Source records:
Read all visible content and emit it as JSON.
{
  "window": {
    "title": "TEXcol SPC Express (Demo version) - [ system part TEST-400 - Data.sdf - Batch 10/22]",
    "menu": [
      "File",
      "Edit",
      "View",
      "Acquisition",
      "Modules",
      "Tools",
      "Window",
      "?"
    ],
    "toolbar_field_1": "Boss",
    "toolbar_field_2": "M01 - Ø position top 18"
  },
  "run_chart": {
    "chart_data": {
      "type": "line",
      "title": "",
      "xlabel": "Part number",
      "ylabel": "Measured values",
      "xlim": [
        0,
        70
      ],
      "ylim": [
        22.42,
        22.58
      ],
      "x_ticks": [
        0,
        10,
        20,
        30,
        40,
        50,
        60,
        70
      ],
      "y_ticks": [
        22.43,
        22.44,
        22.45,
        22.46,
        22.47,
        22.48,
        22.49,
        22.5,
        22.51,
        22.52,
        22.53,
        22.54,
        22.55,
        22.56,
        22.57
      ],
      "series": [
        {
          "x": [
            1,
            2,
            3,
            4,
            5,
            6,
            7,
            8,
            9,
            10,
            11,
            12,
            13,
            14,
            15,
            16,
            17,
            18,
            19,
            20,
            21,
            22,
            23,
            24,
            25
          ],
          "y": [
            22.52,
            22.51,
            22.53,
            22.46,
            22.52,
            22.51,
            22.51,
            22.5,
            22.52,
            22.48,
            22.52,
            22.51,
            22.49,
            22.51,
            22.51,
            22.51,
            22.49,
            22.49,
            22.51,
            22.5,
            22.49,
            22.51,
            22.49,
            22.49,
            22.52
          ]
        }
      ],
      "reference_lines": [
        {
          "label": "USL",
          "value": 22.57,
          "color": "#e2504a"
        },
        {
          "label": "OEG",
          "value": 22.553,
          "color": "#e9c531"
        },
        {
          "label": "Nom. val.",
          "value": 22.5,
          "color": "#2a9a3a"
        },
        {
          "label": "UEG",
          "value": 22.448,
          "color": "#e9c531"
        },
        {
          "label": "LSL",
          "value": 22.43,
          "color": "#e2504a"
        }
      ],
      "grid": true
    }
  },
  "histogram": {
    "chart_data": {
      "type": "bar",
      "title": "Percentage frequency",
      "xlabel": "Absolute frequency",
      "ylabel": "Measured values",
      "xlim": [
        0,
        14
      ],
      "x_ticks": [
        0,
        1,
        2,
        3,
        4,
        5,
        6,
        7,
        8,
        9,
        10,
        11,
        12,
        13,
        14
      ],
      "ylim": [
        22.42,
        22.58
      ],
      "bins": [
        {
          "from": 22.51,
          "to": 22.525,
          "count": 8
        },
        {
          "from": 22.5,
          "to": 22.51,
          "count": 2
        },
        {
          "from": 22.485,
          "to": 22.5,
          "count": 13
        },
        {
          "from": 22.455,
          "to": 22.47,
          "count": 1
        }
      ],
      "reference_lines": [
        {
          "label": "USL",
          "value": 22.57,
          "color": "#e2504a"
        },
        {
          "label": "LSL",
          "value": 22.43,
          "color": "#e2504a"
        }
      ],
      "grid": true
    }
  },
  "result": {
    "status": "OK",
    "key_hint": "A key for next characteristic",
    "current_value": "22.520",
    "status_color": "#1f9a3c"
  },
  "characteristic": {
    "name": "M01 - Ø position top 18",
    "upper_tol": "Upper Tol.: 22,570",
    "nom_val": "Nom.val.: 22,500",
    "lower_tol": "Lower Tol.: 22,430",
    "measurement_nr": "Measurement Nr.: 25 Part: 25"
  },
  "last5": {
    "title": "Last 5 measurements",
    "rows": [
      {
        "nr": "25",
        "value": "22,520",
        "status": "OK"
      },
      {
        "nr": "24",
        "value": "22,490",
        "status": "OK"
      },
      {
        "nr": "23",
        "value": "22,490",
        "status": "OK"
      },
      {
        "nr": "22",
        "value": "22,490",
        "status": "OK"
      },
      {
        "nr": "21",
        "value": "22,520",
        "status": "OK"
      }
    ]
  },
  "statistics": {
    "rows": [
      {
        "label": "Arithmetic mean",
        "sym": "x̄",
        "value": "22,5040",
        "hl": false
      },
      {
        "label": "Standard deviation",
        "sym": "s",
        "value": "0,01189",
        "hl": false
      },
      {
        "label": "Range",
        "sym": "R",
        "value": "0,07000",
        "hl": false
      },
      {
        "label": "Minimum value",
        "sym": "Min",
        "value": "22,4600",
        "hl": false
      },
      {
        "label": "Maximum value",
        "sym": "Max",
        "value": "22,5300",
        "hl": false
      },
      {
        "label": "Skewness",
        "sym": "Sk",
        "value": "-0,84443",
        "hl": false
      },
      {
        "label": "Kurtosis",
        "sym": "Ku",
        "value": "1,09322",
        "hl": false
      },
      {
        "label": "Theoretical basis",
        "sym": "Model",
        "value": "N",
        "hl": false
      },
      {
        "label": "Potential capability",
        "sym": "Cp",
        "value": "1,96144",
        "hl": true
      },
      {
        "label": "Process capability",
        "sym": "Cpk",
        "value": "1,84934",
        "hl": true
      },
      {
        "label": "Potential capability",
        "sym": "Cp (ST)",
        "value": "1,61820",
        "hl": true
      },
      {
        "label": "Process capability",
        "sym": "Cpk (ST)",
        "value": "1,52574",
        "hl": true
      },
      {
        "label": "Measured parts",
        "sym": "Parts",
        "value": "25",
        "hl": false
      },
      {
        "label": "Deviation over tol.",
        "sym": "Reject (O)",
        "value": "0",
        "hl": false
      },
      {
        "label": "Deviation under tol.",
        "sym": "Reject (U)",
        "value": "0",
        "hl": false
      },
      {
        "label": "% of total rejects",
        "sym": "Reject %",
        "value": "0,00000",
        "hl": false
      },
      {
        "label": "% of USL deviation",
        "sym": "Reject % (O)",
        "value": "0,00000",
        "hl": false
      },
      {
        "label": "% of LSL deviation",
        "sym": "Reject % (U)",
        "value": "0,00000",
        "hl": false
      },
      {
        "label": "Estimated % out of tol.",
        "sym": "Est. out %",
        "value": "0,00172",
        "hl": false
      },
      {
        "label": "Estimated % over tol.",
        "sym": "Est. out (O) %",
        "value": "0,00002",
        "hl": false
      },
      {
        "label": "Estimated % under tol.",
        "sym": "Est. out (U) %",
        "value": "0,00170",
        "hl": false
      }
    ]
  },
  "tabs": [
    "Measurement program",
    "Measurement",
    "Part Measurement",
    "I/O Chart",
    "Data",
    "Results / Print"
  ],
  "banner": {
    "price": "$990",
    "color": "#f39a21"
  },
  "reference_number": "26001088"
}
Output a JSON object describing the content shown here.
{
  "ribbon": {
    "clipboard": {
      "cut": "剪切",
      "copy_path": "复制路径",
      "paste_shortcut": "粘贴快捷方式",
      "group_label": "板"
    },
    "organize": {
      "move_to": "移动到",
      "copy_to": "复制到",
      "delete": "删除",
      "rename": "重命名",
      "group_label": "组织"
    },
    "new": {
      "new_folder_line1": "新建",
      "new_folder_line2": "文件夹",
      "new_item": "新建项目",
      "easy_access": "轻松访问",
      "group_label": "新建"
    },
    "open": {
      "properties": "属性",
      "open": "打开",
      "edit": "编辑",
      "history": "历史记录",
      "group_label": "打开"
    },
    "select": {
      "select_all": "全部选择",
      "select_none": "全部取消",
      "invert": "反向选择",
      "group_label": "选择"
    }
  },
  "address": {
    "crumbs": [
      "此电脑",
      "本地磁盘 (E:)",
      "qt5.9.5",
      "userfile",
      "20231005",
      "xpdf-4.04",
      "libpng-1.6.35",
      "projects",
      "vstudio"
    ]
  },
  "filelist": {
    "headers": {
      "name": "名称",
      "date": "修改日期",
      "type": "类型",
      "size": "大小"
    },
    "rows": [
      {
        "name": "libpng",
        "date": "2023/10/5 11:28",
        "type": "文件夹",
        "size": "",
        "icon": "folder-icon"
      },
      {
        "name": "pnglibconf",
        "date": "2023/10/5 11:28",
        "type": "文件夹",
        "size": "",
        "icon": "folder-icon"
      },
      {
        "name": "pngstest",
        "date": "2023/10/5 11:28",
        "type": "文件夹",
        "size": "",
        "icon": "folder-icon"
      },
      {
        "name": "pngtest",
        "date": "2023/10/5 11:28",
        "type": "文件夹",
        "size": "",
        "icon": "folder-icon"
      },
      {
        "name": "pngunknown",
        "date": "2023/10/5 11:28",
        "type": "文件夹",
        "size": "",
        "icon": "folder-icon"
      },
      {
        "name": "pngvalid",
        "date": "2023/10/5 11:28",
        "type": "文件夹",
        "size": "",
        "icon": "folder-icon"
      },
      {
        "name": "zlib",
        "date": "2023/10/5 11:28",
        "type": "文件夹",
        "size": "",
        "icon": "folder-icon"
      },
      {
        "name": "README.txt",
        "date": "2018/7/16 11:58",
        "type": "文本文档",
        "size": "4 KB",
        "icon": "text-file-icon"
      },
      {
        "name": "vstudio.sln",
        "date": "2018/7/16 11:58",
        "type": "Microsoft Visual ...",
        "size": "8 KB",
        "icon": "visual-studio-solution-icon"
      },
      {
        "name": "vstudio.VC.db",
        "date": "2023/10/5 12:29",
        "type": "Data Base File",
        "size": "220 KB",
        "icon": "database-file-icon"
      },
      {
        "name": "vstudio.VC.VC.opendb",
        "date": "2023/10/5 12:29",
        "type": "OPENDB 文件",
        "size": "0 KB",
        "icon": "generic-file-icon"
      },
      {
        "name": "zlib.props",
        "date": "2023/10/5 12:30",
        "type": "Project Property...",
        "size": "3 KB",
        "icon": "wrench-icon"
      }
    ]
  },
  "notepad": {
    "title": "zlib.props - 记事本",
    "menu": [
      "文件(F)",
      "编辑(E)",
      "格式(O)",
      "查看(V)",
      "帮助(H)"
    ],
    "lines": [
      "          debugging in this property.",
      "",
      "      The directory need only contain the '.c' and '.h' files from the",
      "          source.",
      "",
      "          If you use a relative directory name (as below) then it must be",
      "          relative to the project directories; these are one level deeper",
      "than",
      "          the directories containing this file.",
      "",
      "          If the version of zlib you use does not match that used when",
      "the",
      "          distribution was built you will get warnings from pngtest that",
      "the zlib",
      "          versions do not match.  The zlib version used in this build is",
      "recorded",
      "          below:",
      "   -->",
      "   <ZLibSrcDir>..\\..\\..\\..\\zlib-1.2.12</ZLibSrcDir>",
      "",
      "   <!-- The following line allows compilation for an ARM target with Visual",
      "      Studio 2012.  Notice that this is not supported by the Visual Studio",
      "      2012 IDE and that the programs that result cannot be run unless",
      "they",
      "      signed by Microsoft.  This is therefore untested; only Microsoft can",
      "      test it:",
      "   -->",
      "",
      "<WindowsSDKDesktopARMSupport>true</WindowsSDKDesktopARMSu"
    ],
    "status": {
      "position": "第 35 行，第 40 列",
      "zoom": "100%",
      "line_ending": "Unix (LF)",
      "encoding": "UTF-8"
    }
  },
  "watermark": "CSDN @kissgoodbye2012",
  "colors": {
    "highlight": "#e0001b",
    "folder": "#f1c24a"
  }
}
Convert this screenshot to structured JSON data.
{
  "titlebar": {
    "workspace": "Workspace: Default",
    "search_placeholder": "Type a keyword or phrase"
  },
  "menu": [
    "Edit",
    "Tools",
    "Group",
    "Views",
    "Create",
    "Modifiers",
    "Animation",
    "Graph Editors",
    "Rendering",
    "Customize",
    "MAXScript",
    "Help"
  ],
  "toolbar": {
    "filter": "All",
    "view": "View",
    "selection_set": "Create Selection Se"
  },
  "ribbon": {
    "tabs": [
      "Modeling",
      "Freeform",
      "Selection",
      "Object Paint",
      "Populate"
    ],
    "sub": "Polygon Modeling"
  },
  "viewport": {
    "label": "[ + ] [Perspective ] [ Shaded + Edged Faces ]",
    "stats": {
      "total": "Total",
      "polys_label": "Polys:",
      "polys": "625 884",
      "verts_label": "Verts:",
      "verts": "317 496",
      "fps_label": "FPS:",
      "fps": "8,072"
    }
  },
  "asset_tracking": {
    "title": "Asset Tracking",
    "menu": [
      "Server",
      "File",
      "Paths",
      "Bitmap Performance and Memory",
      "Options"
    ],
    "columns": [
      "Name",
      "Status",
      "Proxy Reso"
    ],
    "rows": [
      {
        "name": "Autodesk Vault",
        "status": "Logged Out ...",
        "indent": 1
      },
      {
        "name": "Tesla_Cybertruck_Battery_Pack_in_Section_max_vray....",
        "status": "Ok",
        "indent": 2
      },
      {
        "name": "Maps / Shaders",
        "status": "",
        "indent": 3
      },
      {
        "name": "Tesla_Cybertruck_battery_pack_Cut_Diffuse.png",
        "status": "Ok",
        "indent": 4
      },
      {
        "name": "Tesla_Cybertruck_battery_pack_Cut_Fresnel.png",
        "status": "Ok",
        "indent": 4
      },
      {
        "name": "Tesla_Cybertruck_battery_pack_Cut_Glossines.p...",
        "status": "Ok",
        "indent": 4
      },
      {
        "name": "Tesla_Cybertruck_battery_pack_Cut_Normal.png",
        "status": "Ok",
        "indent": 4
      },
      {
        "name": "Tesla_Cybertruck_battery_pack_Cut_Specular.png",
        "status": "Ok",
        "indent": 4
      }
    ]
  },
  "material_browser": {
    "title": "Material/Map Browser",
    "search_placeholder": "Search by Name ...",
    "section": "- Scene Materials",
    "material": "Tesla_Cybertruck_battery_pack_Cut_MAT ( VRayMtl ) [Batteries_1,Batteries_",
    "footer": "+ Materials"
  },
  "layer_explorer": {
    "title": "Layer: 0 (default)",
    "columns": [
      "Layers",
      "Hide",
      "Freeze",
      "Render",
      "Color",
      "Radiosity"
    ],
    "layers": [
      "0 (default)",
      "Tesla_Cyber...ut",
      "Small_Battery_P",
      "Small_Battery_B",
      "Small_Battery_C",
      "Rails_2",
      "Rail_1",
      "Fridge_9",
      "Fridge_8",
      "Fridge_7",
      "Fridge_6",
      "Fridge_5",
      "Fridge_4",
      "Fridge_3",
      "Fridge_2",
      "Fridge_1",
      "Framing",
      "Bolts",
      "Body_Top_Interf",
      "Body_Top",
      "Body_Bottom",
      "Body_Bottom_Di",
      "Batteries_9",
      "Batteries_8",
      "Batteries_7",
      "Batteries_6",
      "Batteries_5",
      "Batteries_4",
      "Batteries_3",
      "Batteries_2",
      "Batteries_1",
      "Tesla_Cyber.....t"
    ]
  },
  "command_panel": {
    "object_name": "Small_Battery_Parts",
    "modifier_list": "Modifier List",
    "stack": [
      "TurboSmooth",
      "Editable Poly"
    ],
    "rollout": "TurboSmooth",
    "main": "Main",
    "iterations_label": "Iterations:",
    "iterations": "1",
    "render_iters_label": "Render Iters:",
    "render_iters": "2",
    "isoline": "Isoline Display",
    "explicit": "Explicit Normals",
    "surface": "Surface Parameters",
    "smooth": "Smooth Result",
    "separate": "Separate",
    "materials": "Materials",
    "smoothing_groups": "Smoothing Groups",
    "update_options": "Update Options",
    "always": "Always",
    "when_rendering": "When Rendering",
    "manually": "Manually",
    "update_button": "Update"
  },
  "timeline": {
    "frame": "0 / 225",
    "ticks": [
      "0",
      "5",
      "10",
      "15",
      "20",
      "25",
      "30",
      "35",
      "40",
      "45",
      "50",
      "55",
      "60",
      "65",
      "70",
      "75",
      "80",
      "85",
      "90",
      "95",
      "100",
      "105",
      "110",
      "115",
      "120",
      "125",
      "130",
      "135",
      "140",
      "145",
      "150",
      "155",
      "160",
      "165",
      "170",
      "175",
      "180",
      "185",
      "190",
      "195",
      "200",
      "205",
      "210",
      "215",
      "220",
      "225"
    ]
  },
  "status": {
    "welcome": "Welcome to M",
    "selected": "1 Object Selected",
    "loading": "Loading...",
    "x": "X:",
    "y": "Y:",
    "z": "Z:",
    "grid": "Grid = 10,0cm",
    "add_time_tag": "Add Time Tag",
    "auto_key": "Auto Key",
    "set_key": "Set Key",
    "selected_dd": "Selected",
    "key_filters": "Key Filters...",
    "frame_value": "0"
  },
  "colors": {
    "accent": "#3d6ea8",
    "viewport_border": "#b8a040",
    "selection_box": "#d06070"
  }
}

Stated task: Copy every line from the records above that contains the word "below".

Final answer:
      "          If you use a relative directory name (as below) then it must be",
      "          below:",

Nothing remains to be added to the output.